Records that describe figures

__________

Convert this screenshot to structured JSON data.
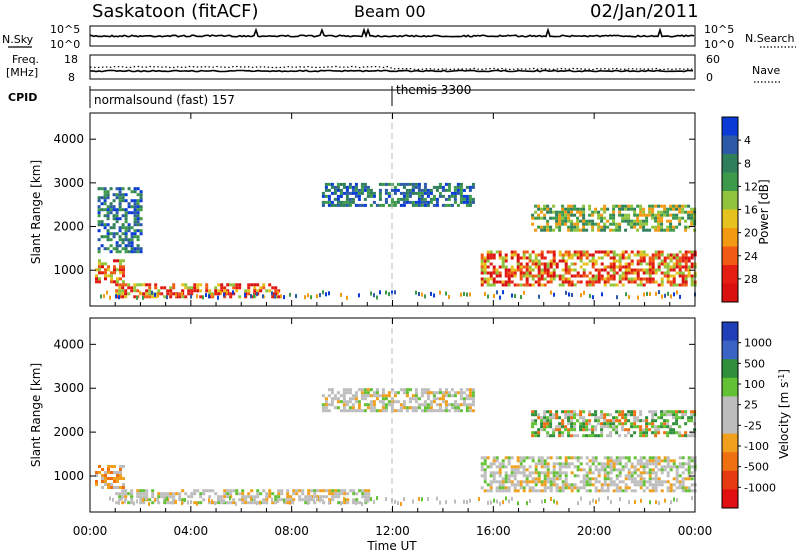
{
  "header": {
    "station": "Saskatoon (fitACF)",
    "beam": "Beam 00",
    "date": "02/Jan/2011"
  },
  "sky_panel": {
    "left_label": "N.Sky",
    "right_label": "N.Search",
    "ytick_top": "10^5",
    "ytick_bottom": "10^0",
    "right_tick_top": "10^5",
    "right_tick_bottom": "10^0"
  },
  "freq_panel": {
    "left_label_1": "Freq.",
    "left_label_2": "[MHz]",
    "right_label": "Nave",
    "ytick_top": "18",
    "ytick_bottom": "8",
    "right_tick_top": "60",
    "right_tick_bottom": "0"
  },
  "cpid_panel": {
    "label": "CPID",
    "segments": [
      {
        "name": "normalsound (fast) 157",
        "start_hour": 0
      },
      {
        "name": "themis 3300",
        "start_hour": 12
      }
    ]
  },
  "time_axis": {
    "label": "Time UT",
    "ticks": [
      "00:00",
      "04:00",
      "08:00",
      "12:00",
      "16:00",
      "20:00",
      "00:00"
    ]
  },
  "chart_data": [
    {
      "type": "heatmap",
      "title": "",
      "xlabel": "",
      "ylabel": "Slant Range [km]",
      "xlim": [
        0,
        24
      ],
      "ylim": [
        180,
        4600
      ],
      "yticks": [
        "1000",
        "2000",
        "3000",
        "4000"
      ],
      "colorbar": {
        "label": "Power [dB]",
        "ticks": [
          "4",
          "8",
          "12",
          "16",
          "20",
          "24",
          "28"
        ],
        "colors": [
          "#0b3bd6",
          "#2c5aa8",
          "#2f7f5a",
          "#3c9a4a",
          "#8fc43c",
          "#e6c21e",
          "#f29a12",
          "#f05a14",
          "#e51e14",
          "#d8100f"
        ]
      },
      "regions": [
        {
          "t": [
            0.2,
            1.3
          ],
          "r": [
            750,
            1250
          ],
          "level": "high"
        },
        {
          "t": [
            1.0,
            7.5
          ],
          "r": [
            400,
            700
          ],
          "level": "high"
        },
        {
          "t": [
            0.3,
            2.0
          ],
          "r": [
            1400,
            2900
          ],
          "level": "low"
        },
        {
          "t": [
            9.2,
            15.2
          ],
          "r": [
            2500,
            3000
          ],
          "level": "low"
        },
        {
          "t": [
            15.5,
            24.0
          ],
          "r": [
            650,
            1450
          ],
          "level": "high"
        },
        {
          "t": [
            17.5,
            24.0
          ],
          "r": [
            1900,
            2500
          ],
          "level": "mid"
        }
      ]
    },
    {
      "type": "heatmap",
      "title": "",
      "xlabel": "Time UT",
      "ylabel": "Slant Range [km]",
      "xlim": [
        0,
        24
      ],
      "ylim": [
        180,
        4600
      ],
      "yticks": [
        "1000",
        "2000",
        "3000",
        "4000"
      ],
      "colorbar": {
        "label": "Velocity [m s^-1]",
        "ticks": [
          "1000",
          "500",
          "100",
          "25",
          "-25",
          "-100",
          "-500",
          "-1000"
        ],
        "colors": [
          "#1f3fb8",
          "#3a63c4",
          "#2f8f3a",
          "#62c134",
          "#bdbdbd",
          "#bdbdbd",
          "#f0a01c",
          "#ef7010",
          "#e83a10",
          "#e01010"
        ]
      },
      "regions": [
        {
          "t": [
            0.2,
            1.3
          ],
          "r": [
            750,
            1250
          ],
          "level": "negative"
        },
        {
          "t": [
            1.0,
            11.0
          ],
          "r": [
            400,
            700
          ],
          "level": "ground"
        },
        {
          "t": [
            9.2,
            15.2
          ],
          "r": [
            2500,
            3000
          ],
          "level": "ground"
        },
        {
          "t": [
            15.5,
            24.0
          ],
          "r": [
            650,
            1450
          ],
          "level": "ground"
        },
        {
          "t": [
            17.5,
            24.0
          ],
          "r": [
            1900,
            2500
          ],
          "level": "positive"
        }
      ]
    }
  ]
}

__________

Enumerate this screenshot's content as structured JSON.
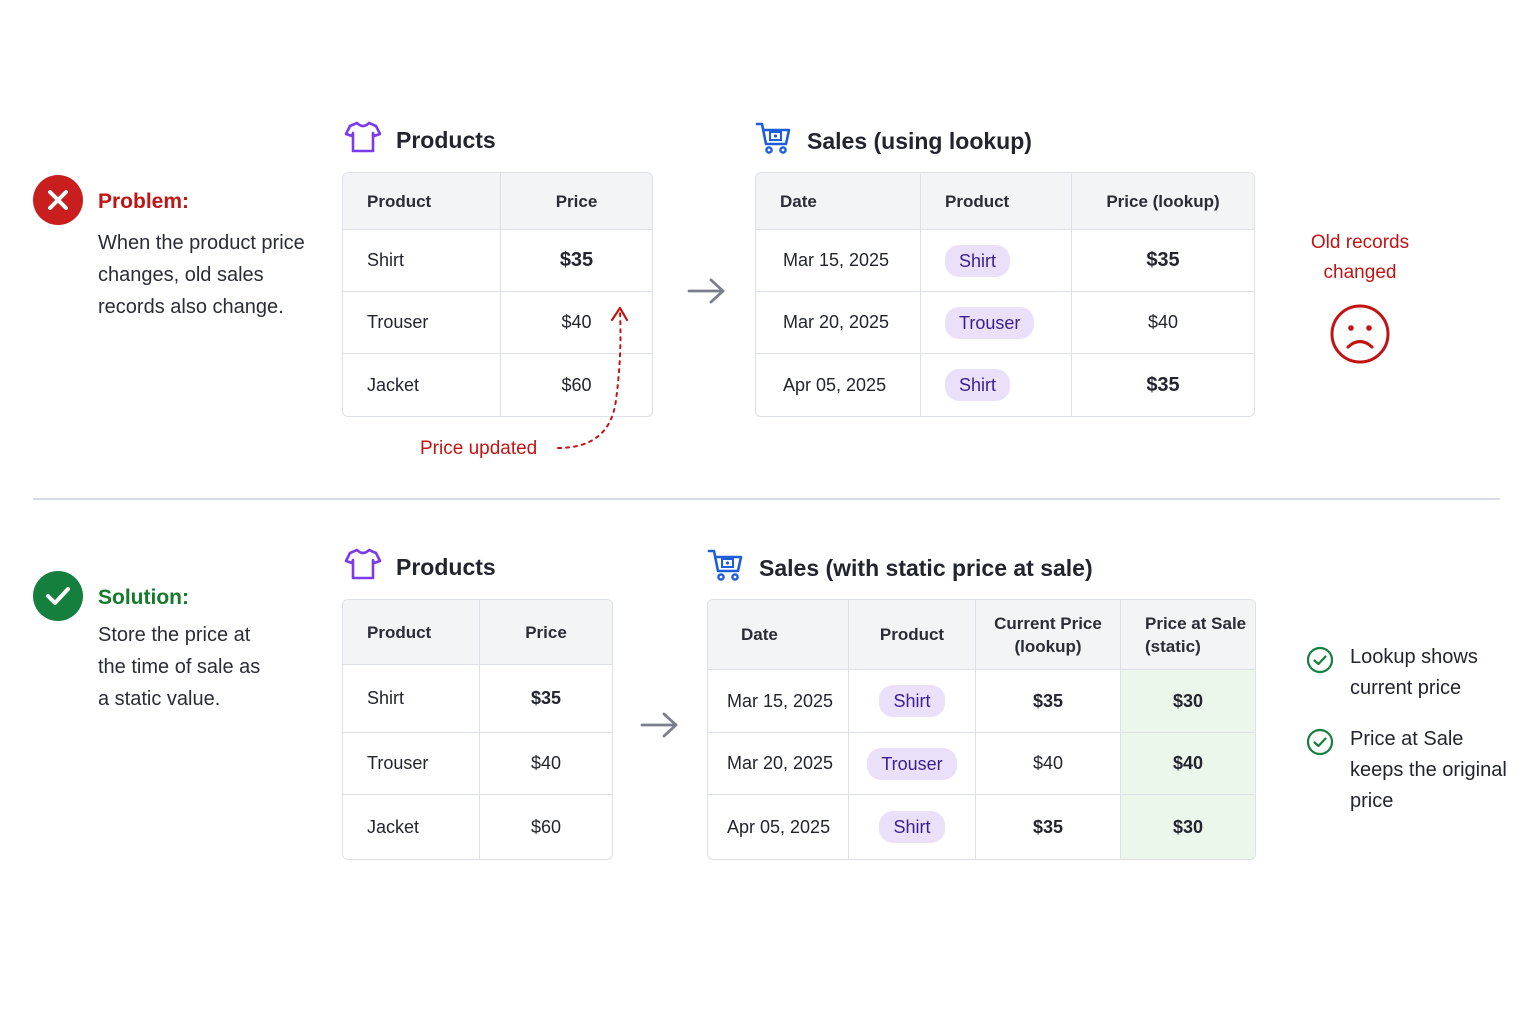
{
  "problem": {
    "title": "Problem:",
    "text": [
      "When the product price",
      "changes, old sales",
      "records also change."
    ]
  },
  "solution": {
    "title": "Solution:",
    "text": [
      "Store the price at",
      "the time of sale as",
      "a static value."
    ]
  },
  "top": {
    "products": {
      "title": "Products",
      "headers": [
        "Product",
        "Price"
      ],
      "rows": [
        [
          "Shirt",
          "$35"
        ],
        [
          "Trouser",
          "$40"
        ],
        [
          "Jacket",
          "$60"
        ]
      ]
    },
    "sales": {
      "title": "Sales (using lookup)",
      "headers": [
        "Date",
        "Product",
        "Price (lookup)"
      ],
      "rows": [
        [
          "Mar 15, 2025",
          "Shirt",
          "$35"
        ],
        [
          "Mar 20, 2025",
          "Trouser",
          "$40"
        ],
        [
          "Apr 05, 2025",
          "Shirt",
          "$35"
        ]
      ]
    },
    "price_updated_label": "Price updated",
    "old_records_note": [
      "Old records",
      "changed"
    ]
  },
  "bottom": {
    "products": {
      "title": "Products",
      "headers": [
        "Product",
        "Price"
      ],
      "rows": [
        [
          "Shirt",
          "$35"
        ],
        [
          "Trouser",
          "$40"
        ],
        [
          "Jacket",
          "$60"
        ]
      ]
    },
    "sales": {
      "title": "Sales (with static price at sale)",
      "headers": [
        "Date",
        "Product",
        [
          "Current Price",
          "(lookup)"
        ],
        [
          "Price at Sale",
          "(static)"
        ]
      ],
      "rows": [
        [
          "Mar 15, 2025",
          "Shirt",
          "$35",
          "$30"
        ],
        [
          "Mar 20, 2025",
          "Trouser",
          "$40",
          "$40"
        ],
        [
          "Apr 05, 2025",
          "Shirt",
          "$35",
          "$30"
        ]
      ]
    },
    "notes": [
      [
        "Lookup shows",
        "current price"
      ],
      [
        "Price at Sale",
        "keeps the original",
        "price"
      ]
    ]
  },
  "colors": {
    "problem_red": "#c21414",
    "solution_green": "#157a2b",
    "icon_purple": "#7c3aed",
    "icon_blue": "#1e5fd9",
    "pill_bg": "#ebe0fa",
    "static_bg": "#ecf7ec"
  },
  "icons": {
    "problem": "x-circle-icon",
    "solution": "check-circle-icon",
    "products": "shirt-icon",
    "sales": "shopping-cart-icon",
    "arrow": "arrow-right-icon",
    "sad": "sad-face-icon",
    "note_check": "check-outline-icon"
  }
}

__________

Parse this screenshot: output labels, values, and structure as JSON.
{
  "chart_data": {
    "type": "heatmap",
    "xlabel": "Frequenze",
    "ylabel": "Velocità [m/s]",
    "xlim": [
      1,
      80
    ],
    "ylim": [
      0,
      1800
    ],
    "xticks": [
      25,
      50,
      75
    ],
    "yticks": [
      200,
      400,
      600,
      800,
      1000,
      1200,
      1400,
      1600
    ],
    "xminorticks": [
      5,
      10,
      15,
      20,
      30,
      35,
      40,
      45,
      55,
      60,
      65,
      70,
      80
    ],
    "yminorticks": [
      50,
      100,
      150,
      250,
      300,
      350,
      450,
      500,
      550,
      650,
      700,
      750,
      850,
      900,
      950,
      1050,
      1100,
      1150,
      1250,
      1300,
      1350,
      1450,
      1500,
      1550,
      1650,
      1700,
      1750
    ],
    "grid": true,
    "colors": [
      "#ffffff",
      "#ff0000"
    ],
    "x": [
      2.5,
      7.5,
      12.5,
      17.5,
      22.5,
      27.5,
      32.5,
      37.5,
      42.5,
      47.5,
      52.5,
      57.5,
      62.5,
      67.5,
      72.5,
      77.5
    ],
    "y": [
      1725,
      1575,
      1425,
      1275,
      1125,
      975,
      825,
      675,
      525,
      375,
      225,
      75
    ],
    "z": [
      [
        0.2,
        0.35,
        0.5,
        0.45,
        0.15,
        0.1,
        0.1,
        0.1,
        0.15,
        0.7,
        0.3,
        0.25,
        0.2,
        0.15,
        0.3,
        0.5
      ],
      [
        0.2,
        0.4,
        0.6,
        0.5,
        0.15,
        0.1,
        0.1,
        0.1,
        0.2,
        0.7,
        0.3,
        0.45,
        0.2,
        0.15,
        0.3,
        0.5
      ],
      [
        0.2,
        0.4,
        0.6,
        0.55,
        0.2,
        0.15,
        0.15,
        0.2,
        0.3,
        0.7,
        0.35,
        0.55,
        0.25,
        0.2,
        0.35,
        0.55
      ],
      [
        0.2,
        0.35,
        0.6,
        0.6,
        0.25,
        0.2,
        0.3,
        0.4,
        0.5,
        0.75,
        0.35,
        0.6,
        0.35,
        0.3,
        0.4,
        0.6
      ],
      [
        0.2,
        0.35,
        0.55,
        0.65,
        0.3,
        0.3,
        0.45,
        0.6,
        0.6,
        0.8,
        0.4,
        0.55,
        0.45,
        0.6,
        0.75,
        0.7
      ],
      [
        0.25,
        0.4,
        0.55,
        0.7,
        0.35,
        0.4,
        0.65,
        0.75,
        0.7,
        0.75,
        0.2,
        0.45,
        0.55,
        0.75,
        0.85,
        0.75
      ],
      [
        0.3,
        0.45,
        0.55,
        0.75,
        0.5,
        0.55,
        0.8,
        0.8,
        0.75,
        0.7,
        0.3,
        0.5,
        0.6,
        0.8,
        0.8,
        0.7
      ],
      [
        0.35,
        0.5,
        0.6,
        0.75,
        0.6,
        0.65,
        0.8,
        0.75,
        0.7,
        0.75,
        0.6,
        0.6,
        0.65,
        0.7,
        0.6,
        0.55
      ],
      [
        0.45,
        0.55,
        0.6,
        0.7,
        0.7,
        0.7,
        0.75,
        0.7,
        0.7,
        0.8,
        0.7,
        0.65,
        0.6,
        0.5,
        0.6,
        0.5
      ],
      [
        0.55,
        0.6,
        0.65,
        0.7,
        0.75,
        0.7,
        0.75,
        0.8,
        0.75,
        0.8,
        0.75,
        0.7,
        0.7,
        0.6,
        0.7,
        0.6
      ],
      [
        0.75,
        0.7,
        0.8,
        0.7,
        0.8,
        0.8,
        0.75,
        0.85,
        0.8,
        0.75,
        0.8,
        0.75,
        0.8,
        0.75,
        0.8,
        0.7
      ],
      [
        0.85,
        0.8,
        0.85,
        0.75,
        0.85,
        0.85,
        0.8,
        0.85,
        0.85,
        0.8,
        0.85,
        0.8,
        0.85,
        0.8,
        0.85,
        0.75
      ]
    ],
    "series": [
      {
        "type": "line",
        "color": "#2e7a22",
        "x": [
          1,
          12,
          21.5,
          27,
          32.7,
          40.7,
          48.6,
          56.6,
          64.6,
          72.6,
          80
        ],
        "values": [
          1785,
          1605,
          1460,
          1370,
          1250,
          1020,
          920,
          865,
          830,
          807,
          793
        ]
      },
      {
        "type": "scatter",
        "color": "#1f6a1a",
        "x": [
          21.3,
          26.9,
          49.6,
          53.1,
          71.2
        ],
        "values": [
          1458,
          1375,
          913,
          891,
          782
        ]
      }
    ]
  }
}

__________

▸ **PROBLEM STATEMENT**
Find the lines above that contain the word "JSON" and collect them.

▸ **EXERCISE SOLUTION**
Convert this screenshot to structured JSON data.
Enumerate this screenshot's content as structured JSON.
Parse this screenshot: output labels, values, and structure as JSON.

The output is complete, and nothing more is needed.